■ Directive: From the entries below, pull out each line where "color" appears.

■ Record list:
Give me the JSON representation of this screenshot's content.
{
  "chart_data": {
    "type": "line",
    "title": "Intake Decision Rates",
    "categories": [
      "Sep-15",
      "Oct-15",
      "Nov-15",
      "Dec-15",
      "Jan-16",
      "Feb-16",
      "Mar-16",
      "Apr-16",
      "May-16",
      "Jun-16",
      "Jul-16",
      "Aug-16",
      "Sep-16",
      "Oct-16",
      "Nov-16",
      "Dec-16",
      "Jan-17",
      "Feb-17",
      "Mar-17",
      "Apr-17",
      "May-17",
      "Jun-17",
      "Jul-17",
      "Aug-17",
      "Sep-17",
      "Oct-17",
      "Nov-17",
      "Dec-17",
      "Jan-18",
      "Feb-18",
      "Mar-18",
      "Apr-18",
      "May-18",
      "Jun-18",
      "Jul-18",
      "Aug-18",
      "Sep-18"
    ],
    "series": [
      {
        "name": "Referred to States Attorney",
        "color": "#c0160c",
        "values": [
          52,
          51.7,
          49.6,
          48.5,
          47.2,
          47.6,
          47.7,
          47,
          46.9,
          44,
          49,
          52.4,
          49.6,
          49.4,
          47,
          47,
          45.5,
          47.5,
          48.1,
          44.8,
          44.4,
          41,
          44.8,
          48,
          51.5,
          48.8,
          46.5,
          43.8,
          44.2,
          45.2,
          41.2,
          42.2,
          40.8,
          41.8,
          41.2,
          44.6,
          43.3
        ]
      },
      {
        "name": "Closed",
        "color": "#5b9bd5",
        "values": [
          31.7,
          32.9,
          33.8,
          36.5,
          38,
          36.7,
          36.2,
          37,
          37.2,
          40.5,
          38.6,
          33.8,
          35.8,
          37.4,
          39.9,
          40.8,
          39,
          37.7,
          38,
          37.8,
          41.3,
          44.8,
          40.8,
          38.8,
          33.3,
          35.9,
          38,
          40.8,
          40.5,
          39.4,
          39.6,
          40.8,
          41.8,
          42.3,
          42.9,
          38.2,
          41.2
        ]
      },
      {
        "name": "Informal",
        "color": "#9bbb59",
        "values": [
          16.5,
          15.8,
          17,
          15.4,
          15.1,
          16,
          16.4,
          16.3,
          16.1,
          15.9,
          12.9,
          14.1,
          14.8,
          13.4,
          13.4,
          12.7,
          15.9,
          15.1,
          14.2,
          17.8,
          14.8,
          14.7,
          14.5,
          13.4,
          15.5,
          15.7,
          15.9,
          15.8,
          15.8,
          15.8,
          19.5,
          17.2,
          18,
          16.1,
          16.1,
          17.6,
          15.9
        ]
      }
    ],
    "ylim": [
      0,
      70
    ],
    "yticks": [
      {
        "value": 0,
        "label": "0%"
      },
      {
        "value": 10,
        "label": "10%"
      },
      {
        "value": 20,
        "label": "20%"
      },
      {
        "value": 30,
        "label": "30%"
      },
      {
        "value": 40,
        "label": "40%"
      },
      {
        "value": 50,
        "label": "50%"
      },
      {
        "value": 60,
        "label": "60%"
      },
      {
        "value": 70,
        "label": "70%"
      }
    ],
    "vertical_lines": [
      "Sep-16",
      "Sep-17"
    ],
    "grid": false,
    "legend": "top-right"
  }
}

■ Correct output:
        "color": "#c0160c",
        "color": "#5b9bd5",
        "color": "#9bbb59",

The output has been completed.